▶ [Set exercise]:
Copy the listing below word for word, from its first line through the line containing "settings-icon[interactable] — [22, 96, 36, 110]", including both.

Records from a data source
##########

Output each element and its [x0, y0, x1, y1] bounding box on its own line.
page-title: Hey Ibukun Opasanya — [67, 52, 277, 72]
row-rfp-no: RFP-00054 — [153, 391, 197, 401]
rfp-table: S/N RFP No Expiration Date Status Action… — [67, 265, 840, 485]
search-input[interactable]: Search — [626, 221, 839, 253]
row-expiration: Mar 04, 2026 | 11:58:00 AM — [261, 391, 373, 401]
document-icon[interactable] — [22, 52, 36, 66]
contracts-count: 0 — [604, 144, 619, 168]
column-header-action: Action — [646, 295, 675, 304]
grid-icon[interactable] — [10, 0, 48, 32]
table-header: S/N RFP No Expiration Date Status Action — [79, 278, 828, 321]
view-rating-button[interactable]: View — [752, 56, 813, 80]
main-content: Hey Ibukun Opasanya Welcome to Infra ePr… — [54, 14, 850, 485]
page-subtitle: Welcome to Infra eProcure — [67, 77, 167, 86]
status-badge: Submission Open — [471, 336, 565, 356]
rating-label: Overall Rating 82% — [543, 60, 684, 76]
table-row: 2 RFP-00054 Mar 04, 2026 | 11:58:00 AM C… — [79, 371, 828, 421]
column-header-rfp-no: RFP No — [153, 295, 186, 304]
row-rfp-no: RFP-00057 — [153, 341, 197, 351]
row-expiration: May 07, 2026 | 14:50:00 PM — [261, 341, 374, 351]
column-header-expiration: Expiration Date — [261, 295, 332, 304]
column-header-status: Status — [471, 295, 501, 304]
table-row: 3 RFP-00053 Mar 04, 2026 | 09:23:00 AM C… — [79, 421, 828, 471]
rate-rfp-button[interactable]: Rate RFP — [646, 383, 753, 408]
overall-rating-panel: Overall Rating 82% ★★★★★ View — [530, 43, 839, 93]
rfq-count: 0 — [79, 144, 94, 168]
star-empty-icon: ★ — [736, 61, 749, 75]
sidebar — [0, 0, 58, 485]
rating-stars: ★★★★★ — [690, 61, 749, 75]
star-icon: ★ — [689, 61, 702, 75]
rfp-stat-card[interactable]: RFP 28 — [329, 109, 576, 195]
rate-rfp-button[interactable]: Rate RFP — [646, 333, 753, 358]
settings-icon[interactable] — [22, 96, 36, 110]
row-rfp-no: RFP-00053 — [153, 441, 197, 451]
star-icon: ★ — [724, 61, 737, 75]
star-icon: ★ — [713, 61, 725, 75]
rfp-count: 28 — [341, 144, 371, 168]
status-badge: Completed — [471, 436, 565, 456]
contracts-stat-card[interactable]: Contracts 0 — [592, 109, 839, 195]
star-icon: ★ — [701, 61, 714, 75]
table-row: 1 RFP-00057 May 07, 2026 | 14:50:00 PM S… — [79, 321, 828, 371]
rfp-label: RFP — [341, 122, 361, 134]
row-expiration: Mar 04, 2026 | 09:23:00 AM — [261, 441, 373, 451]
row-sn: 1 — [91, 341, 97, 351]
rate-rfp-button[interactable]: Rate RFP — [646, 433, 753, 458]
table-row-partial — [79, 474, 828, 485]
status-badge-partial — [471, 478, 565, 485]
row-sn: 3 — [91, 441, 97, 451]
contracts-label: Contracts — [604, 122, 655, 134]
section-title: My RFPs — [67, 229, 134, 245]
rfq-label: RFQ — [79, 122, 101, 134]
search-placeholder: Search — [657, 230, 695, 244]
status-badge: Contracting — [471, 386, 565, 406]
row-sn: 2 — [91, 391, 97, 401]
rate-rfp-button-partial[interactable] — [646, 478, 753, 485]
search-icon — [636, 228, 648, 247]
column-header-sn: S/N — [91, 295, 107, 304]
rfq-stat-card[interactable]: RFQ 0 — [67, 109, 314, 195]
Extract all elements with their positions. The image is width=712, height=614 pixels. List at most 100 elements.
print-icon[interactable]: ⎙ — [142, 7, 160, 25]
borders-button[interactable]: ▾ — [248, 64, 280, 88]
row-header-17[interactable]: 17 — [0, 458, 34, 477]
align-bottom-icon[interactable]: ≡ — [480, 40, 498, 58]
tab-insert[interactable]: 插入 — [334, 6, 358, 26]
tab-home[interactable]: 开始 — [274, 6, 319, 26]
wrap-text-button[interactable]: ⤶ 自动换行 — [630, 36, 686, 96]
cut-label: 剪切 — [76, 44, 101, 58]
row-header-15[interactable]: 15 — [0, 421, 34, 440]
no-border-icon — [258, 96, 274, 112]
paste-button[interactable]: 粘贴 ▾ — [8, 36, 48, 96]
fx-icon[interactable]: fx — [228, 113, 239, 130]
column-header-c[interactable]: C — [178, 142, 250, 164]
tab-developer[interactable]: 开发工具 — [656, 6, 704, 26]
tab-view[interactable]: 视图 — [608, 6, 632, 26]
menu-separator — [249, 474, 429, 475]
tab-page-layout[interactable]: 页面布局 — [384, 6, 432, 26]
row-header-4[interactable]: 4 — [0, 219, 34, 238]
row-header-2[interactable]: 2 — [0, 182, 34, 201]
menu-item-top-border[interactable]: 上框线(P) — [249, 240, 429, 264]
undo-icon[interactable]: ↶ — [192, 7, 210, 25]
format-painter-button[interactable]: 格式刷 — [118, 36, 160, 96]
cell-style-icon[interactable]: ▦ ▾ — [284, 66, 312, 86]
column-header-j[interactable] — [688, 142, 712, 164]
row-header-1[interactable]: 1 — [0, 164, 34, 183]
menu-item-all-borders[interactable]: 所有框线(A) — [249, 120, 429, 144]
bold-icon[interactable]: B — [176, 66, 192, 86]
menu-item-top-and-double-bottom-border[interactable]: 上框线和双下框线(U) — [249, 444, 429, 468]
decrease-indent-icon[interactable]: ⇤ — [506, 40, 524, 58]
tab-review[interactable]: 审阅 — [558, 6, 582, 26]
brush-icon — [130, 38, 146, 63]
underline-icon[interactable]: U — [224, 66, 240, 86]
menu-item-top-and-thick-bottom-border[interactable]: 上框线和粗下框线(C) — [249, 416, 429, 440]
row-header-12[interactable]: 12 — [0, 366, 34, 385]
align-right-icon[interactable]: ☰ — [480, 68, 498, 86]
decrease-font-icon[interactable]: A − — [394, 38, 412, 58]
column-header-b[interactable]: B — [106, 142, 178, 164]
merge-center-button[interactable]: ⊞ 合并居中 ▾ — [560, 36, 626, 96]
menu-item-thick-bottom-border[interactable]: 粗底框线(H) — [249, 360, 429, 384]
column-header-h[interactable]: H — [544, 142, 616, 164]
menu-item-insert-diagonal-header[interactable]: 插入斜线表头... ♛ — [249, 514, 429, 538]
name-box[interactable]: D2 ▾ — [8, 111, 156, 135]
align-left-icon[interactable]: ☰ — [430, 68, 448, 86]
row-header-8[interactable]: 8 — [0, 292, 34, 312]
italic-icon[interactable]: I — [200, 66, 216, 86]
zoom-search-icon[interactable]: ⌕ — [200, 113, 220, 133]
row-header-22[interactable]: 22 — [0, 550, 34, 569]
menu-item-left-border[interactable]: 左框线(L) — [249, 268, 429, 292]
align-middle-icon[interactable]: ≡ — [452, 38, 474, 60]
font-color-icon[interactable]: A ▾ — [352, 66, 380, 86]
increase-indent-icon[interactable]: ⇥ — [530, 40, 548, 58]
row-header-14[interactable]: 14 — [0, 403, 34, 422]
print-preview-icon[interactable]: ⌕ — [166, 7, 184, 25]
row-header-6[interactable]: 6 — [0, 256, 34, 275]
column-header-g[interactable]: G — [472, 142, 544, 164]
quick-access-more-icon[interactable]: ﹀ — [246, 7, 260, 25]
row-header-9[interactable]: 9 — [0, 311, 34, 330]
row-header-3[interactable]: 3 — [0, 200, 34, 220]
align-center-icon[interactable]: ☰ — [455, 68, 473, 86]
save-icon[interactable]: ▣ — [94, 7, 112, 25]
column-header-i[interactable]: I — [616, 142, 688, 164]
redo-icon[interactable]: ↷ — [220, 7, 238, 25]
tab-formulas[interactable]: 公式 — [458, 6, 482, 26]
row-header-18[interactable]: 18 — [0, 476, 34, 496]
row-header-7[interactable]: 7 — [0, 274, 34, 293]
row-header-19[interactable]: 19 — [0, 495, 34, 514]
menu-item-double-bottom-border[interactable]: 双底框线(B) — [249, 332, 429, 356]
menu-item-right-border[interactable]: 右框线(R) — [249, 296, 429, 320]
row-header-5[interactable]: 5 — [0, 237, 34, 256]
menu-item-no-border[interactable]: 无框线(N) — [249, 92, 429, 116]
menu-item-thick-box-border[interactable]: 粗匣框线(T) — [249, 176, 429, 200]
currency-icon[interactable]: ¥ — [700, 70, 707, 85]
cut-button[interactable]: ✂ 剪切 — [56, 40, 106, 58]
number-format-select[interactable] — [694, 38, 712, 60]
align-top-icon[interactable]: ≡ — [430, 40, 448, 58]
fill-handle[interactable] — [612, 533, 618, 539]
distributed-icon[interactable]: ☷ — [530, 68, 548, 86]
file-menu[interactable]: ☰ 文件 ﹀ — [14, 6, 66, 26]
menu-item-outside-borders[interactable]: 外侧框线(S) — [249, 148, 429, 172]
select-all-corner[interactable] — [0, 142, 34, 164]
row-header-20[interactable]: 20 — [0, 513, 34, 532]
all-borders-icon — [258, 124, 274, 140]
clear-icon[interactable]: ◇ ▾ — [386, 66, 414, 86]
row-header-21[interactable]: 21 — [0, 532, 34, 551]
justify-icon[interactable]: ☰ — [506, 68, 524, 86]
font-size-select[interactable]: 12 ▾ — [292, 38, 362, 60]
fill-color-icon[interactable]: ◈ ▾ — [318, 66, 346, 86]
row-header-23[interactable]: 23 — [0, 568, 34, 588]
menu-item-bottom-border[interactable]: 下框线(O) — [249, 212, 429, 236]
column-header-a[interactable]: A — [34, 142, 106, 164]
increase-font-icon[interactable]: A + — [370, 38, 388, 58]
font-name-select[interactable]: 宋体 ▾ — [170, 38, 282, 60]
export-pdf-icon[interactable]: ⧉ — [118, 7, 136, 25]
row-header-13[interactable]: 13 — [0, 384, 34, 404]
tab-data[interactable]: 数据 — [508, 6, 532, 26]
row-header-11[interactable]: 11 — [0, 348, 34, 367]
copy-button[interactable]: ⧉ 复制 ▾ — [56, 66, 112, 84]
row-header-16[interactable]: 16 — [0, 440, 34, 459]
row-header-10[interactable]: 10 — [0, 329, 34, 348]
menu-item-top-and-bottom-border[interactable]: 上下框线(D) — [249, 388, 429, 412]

##########

▶ [Written answer]:
Output each element and its [x0, y0, x1, y1] bounding box on its own line.
page-title: Hey Ibukun Opasanya — [67, 52, 277, 72]
row-rfp-no: RFP-00054 — [153, 391, 197, 401]
rfp-table: S/N RFP No Expiration Date Status Action… — [67, 265, 840, 485]
search-input[interactable]: Search — [626, 221, 839, 253]
row-expiration: Mar 04, 2026 | 11:58:00 AM — [261, 391, 373, 401]
document-icon[interactable] — [22, 52, 36, 66]
contracts-count: 0 — [604, 144, 619, 168]
column-header-action: Action — [646, 295, 675, 304]
grid-icon[interactable] — [10, 0, 48, 32]
table-header: S/N RFP No Expiration Date Status Action — [79, 278, 828, 321]
view-rating-button[interactable]: View — [752, 56, 813, 80]
main-content: Hey Ibukun Opasanya Welcome to Infra ePr… — [54, 14, 850, 485]
page-subtitle: Welcome to Infra eProcure — [67, 77, 167, 86]
status-badge: Submission Open — [471, 336, 565, 356]
rating-label: Overall Rating 82% — [543, 60, 684, 76]
table-row: 2 RFP-00054 Mar 04, 2026 | 11:58:00 AM C… — [79, 371, 828, 421]
column-header-rfp-no: RFP No — [153, 295, 186, 304]
row-rfp-no: RFP-00057 — [153, 341, 197, 351]
row-expiration: May 07, 2026 | 14:50:00 PM — [261, 341, 374, 351]
column-header-expiration: Expiration Date — [261, 295, 332, 304]
column-header-status: Status — [471, 295, 501, 304]
table-row: 3 RFP-00053 Mar 04, 2026 | 09:23:00 AM C… — [79, 421, 828, 471]
rate-rfp-button[interactable]: Rate RFP — [646, 383, 753, 408]
overall-rating-panel: Overall Rating 82% ★★★★★ View — [530, 43, 839, 93]
rfq-count: 0 — [79, 144, 94, 168]
star-empty-icon: ★ — [736, 61, 749, 75]
sidebar — [0, 0, 58, 485]
rating-stars: ★★★★★ — [690, 61, 749, 75]
star-icon: ★ — [689, 61, 702, 75]
rfp-stat-card[interactable]: RFP 28 — [329, 109, 576, 195]
rate-rfp-button[interactable]: Rate RFP — [646, 333, 753, 358]
settings-icon[interactable] — [22, 96, 36, 110]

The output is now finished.